» INFORMATION PROVIDED:
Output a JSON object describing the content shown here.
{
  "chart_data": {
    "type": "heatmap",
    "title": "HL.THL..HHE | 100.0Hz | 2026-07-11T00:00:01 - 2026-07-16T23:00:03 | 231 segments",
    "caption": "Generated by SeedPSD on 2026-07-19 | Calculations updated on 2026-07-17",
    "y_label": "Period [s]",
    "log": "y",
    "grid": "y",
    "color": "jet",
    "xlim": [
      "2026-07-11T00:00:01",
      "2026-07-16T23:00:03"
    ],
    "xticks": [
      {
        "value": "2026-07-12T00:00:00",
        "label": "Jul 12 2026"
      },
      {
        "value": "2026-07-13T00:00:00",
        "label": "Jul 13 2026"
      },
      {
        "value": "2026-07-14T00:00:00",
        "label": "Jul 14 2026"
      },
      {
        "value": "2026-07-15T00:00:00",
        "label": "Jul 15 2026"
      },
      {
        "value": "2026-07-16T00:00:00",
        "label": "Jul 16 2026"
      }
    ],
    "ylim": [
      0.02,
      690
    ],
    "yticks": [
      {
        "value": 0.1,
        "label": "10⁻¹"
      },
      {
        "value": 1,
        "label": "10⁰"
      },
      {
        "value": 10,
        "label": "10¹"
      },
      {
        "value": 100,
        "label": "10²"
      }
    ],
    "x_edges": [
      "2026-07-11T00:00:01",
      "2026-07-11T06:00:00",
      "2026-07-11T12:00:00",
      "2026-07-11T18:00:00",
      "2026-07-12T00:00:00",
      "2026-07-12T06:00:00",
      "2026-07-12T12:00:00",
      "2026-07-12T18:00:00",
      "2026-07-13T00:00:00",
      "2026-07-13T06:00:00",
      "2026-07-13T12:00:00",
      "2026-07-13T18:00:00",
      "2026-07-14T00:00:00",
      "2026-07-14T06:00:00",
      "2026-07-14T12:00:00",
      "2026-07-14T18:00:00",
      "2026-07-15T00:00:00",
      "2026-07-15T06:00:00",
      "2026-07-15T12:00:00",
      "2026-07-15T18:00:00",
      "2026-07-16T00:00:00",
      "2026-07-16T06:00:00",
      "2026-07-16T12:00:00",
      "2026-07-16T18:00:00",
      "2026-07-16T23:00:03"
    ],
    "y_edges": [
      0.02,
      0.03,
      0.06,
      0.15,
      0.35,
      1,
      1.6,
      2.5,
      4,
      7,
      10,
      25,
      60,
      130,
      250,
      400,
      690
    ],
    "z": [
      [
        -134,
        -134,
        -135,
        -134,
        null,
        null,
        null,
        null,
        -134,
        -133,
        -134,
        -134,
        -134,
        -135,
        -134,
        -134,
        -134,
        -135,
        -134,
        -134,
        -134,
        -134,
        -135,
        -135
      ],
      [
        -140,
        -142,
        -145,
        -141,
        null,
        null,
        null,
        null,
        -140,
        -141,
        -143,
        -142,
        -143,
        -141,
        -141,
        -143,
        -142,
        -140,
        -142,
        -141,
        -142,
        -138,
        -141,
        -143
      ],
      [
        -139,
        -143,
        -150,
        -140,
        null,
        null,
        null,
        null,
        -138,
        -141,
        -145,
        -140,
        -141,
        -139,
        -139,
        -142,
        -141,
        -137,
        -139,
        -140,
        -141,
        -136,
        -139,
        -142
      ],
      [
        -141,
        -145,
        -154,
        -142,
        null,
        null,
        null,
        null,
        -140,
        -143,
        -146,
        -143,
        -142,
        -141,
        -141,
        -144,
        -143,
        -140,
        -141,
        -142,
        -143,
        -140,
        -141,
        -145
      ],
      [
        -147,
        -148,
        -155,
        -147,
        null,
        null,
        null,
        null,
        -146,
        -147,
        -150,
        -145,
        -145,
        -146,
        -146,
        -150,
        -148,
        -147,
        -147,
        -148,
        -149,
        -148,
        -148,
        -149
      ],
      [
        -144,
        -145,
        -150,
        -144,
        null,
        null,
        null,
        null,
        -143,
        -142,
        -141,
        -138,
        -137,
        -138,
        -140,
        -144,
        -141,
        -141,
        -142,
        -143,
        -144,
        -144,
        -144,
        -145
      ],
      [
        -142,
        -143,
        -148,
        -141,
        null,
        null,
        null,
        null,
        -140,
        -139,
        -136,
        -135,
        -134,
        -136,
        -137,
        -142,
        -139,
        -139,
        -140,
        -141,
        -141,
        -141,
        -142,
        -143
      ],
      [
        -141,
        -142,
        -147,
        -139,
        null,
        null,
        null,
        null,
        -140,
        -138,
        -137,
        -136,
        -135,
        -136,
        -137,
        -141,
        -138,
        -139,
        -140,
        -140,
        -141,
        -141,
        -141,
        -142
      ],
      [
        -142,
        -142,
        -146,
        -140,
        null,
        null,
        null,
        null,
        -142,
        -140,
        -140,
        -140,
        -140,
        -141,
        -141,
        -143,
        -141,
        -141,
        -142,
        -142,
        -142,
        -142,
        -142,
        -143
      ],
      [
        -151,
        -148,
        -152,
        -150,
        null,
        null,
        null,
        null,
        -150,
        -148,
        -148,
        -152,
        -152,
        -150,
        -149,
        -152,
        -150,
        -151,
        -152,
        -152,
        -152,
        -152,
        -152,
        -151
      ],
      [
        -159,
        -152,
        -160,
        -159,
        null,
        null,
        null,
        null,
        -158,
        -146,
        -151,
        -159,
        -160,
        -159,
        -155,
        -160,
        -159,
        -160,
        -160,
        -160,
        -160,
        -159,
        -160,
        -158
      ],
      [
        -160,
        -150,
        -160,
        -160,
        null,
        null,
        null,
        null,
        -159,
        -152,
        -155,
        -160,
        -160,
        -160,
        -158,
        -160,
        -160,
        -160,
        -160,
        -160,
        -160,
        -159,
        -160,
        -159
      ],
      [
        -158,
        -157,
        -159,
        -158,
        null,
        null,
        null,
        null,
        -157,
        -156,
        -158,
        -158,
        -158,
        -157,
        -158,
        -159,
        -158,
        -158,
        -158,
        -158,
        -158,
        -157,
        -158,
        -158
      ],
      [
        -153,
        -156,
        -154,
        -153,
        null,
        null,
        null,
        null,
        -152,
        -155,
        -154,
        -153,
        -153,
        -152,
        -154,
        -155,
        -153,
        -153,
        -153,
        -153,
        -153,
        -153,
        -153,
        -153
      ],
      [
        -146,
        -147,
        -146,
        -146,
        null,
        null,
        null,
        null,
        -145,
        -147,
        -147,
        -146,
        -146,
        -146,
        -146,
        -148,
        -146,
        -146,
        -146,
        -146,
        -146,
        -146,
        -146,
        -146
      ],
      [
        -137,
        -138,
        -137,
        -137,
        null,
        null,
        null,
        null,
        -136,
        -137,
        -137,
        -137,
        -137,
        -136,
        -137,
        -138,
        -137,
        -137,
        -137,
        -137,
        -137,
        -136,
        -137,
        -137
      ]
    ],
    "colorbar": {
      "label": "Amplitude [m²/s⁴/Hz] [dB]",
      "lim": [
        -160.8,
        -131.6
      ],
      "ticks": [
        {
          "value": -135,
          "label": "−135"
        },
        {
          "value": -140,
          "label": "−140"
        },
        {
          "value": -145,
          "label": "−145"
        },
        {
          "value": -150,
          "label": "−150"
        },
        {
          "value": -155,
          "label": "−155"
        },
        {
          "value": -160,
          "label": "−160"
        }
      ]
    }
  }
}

» YOUR GOAL: Reproduce every record above exactly as it appears.

» RESULT OF THE TASK:
Output a JSON object describing the content shown here.
{
  "chart_data": {
    "type": "heatmap",
    "title": "HL.THL..HHE | 100.0Hz | 2026-07-11T00:00:01 - 2026-07-16T23:00:03 | 231 segments",
    "caption": "Generated by SeedPSD on 2026-07-19 | Calculations updated on 2026-07-17",
    "y_label": "Period [s]",
    "log": "y",
    "grid": "y",
    "color": "jet",
    "xlim": [
      "2026-07-11T00:00:01",
      "2026-07-16T23:00:03"
    ],
    "xticks": [
      {
        "value": "2026-07-12T00:00:00",
        "label": "Jul 12 2026"
      },
      {
        "value": "2026-07-13T00:00:00",
        "label": "Jul 13 2026"
      },
      {
        "value": "2026-07-14T00:00:00",
        "label": "Jul 14 2026"
      },
      {
        "value": "2026-07-15T00:00:00",
        "label": "Jul 15 2026"
      },
      {
        "value": "2026-07-16T00:00:00",
        "label": "Jul 16 2026"
      }
    ],
    "ylim": [
      0.02,
      690
    ],
    "yticks": [
      {
        "value": 0.1,
        "label": "10⁻¹"
      },
      {
        "value": 1,
        "label": "10⁰"
      },
      {
        "value": 10,
        "label": "10¹"
      },
      {
        "value": 100,
        "label": "10²"
      }
    ],
    "x_edges": [
      "2026-07-11T00:00:01",
      "2026-07-11T06:00:00",
      "2026-07-11T12:00:00",
      "2026-07-11T18:00:00",
      "2026-07-12T00:00:00",
      "2026-07-12T06:00:00",
      "2026-07-12T12:00:00",
      "2026-07-12T18:00:00",
      "2026-07-13T00:00:00",
      "2026-07-13T06:00:00",
      "2026-07-13T12:00:00",
      "2026-07-13T18:00:00",
      "2026-07-14T00:00:00",
      "2026-07-14T06:00:00",
      "2026-07-14T12:00:00",
      "2026-07-14T18:00:00",
      "2026-07-15T00:00:00",
      "2026-07-15T06:00:00",
      "2026-07-15T12:00:00",
      "2026-07-15T18:00:00",
      "2026-07-16T00:00:00",
      "2026-07-16T06:00:00",
      "2026-07-16T12:00:00",
      "2026-07-16T18:00:00",
      "2026-07-16T23:00:03"
    ],
    "y_edges": [
      0.02,
      0.03,
      0.06,
      0.15,
      0.35,
      1,
      1.6,
      2.5,
      4,
      7,
      10,
      25,
      60,
      130,
      250,
      400,
      690
    ],
    "z": [
      [
        -134,
        -134,
        -135,
        -134,
        null,
        null,
        null,
        null,
        -134,
        -133,
        -134,
        -134,
        -134,
        -135,
        -134,
        -134,
        -134,
        -135,
        -134,
        -134,
        -134,
        -134,
        -135,
        -135
      ],
      [
        -140,
        -142,
        -145,
        -141,
        null,
        null,
        null,
        null,
        -140,
        -141,
        -143,
        -142,
        -143,
        -141,
        -141,
        -143,
        -142,
        -140,
        -142,
        -141,
        -142,
        -138,
        -141,
        -143
      ],
      [
        -139,
        -143,
        -150,
        -140,
        null,
        null,
        null,
        null,
        -138,
        -141,
        -145,
        -140,
        -141,
        -139,
        -139,
        -142,
        -141,
        -137,
        -139,
        -140,
        -141,
        -136,
        -139,
        -142
      ],
      [
        -141,
        -145,
        -154,
        -142,
        null,
        null,
        null,
        null,
        -140,
        -143,
        -146,
        -143,
        -142,
        -141,
        -141,
        -144,
        -143,
        -140,
        -141,
        -142,
        -143,
        -140,
        -141,
        -145
      ],
      [
        -147,
        -148,
        -155,
        -147,
        null,
        null,
        null,
        null,
        -146,
        -147,
        -150,
        -145,
        -145,
        -146,
        -146,
        -150,
        -148,
        -147,
        -147,
        -148,
        -149,
        -148,
        -148,
        -149
      ],
      [
        -144,
        -145,
        -150,
        -144,
        null,
        null,
        null,
        null,
        -143,
        -142,
        -141,
        -138,
        -137,
        -138,
        -140,
        -144,
        -141,
        -141,
        -142,
        -143,
        -144,
        -144,
        -144,
        -145
      ],
      [
        -142,
        -143,
        -148,
        -141,
        null,
        null,
        null,
        null,
        -140,
        -139,
        -136,
        -135,
        -134,
        -136,
        -137,
        -142,
        -139,
        -139,
        -140,
        -141,
        -141,
        -141,
        -142,
        -143
      ],
      [
        -141,
        -142,
        -147,
        -139,
        null,
        null,
        null,
        null,
        -140,
        -138,
        -137,
        -136,
        -135,
        -136,
        -137,
        -141,
        -138,
        -139,
        -140,
        -140,
        -141,
        -141,
        -141,
        -142
      ],
      [
        -142,
        -142,
        -146,
        -140,
        null,
        null,
        null,
        null,
        -142,
        -140,
        -140,
        -140,
        -140,
        -141,
        -141,
        -143,
        -141,
        -141,
        -142,
        -142,
        -142,
        -142,
        -142,
        -143
      ],
      [
        -151,
        -148,
        -152,
        -150,
        null,
        null,
        null,
        null,
        -150,
        -148,
        -148,
        -152,
        -152,
        -150,
        -149,
        -152,
        -150,
        -151,
        -152,
        -152,
        -152,
        -152,
        -152,
        -151
      ],
      [
        -159,
        -152,
        -160,
        -159,
        null,
        null,
        null,
        null,
        -158,
        -146,
        -151,
        -159,
        -160,
        -159,
        -155,
        -160,
        -159,
        -160,
        -160,
        -160,
        -160,
        -159,
        -160,
        -158
      ],
      [
        -160,
        -150,
        -160,
        -160,
        null,
        null,
        null,
        null,
        -159,
        -152,
        -155,
        -160,
        -160,
        -160,
        -158,
        -160,
        -160,
        -160,
        -160,
        -160,
        -160,
        -159,
        -160,
        -159
      ],
      [
        -158,
        -157,
        -159,
        -158,
        null,
        null,
        null,
        null,
        -157,
        -156,
        -158,
        -158,
        -158,
        -157,
        -158,
        -159,
        -158,
        -158,
        -158,
        -158,
        -158,
        -157,
        -158,
        -158
      ],
      [
        -153,
        -156,
        -154,
        -153,
        null,
        null,
        null,
        null,
        -152,
        -155,
        -154,
        -153,
        -153,
        -152,
        -154,
        -155,
        -153,
        -153,
        -153,
        -153,
        -153,
        -153,
        -153,
        -153
      ],
      [
        -146,
        -147,
        -146,
        -146,
        null,
        null,
        null,
        null,
        -145,
        -147,
        -147,
        -146,
        -146,
        -146,
        -146,
        -148,
        -146,
        -146,
        -146,
        -146,
        -146,
        -146,
        -146,
        -146
      ],
      [
        -137,
        -138,
        -137,
        -137,
        null,
        null,
        null,
        null,
        -136,
        -137,
        -137,
        -137,
        -137,
        -136,
        -137,
        -138,
        -137,
        -137,
        -137,
        -137,
        -137,
        -136,
        -137,
        -137
      ]
    ],
    "colorbar": {
      "label": "Amplitude [m²/s⁴/Hz] [dB]",
      "lim": [
        -160.8,
        -131.6
      ],
      "ticks": [
        {
          "value": -135,
          "label": "−135"
        },
        {
          "value": -140,
          "label": "−140"
        },
        {
          "value": -145,
          "label": "−145"
        },
        {
          "value": -150,
          "label": "−150"
        },
        {
          "value": -155,
          "label": "−155"
        },
        {
          "value": -160,
          "label": "−160"
        }
      ]
    }
  }
}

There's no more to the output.